**EXERCISE**
Begin at the line that contains "What does this" and repeat every line from there to the end of the records below, inclusive, without adding any other line.

**RECORDS SUPPLIED**

※ ※ ※

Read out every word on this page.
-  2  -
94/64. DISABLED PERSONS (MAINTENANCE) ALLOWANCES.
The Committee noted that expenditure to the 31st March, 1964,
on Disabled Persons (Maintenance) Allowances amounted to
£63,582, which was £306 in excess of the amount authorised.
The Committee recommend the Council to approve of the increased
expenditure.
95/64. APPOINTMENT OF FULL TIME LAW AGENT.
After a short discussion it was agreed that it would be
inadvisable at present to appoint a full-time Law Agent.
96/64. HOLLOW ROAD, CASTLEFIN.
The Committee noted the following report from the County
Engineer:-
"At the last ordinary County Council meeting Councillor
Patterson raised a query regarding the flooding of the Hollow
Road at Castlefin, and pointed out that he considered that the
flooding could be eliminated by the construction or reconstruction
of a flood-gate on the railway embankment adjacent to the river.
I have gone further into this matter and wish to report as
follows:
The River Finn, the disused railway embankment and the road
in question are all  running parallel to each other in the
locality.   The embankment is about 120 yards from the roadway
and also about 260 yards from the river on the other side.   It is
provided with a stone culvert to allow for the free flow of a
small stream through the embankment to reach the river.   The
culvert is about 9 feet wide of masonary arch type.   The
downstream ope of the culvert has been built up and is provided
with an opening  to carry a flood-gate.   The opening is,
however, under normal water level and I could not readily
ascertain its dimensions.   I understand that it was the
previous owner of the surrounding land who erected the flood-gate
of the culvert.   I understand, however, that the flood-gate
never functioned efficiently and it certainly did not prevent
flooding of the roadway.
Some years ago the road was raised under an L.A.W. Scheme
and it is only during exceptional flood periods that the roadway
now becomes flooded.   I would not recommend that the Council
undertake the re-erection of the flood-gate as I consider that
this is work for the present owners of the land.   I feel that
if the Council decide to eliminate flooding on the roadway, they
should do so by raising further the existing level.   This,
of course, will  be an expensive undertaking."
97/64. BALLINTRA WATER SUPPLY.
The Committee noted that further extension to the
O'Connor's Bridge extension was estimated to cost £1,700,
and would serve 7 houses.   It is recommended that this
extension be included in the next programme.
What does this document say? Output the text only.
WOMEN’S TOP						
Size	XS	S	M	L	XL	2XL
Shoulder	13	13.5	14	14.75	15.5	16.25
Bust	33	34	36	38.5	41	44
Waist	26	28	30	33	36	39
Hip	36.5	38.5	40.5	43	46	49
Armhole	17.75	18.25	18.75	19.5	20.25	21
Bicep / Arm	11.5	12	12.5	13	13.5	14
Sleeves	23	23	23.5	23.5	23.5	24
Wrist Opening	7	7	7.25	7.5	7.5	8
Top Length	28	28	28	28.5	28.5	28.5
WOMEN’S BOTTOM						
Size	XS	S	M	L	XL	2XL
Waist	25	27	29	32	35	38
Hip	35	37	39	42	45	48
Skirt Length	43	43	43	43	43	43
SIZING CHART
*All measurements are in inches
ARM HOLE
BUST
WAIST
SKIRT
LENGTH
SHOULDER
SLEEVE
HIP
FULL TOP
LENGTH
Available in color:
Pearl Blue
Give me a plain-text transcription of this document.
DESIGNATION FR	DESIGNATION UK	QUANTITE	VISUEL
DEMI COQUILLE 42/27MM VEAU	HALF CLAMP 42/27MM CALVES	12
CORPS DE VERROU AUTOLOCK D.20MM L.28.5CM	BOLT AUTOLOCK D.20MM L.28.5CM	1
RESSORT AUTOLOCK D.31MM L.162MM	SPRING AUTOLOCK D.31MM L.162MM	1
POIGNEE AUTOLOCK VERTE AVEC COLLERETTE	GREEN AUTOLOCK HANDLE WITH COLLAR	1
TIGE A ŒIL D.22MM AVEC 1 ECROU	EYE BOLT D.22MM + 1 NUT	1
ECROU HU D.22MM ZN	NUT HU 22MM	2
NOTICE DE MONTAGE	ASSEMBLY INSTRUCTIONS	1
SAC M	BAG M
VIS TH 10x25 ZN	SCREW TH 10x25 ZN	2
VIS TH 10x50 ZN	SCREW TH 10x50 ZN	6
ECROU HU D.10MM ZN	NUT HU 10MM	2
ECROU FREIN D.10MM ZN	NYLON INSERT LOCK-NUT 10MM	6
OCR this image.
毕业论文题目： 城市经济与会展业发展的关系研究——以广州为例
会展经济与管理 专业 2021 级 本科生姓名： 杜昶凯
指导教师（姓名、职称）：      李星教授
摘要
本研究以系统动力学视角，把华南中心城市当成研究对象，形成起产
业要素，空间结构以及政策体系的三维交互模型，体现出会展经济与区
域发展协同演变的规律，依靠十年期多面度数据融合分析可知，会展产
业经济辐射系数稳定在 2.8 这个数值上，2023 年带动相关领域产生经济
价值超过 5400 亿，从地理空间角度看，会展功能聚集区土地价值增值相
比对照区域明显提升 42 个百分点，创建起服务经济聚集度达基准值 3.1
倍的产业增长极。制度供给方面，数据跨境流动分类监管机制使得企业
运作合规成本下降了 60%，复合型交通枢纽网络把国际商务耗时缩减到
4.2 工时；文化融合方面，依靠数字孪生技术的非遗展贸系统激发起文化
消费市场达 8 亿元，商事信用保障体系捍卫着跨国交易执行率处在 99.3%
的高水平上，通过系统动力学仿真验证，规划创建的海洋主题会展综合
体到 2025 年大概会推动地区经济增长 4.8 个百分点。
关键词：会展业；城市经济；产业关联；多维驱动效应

※ ※ ※

**WRITTEN ANSWER**
What does this document say? Output the text only.
WOMEN’S TOP						
Size	XS	S	M	L	XL	2XL
Shoulder	13	13.5	14	14.75	15.5	16.25
Bust	33	34	36	38.5	41	44
Waist	26	28	30	33	36	39
Hip	36.5	38.5	40.5	43	46	49
Armhole	17.75	18.25	18.75	19.5	20.25	21
Bicep / Arm	11.5	12	12.5	13	13.5	14
Sleeves	23	23	23.5	23.5	23.5	24
Wrist Opening	7	7	7.25	7.5	7.5	8
Top Length	28	28	28	28.5	28.5	28.5
WOMEN’S BOTTOM						
Size	XS	S	M	L	XL	2XL
Waist	25	27	29	32	35	38
Hip	35	37	39	42	45	48
Skirt Length	43	43	43	43	43	43
SIZING CHART
*All measurements are in inches
ARM HOLE
BUST
WAIST
SKIRT
LENGTH
SHOULDER
SLEEVE
HIP
FULL TOP
LENGTH
Available in color:
Pearl Blue
Give me a plain-text transcription of this document.
DESIGNATION FR	DESIGNATION UK	QUANTITE	VISUEL
DEMI COQUILLE 42/27MM VEAU	HALF CLAMP 42/27MM CALVES	12
CORPS DE VERROU AUTOLOCK D.20MM L.28.5CM	BOLT AUTOLOCK D.20MM L.28.5CM	1
RESSORT AUTOLOCK D.31MM L.162MM	SPRING AUTOLOCK D.31MM L.162MM	1
POIGNEE AUTOLOCK VERTE AVEC COLLERETTE	GREEN AUTOLOCK HANDLE WITH COLLAR	1
TIGE A ŒIL D.22MM AVEC 1 ECROU	EYE BOLT D.22MM + 1 NUT	1
ECROU HU D.22MM ZN	NUT HU 22MM	2
NOTICE DE MONTAGE	ASSEMBLY INSTRUCTIONS	1
SAC M	BAG M
VIS TH 10x25 ZN	SCREW TH 10x25 ZN	2
VIS TH 10x50 ZN	SCREW TH 10x50 ZN	6
ECROU HU D.10MM ZN	NUT HU 10MM	2
ECROU FREIN D.10MM ZN	NYLON INSERT LOCK-NUT 10MM	6
OCR this image.
毕业论文题目： 城市经济与会展业发展的关系研究——以广州为例
会展经济与管理 专业 2021 级 本科生姓名： 杜昶凯
指导教师（姓名、职称）：      李星教授
摘要
本研究以系统动力学视角，把华南中心城市当成研究对象，形成起产
业要素，空间结构以及政策体系的三维交互模型，体现出会展经济与区
域发展协同演变的规律，依靠十年期多面度数据融合分析可知，会展产
业经济辐射系数稳定在 2.8 这个数值上，2023 年带动相关领域产生经济
价值超过 5400 亿，从地理空间角度看，会展功能聚集区土地价值增值相
比对照区域明显提升 42 个百分点，创建起服务经济聚集度达基准值 3.1
倍的产业增长极。制度供给方面，数据跨境流动分类监管机制使得企业
运作合规成本下降了 60%，复合型交通枢纽网络把国际商务耗时缩减到
4.2 工时；文化融合方面，依靠数字孪生技术的非遗展贸系统激发起文化
消费市场达 8 亿元，商事信用保障体系捍卫着跨国交易执行率处在 99.3%
的高水平上，通过系统动力学仿真验证，规划创建的海洋主题会展综合
体到 2025 年大概会推动地区经济增长 4.8 个百分点。
关键词：会展业；城市经济；产业关联；多维驱动效应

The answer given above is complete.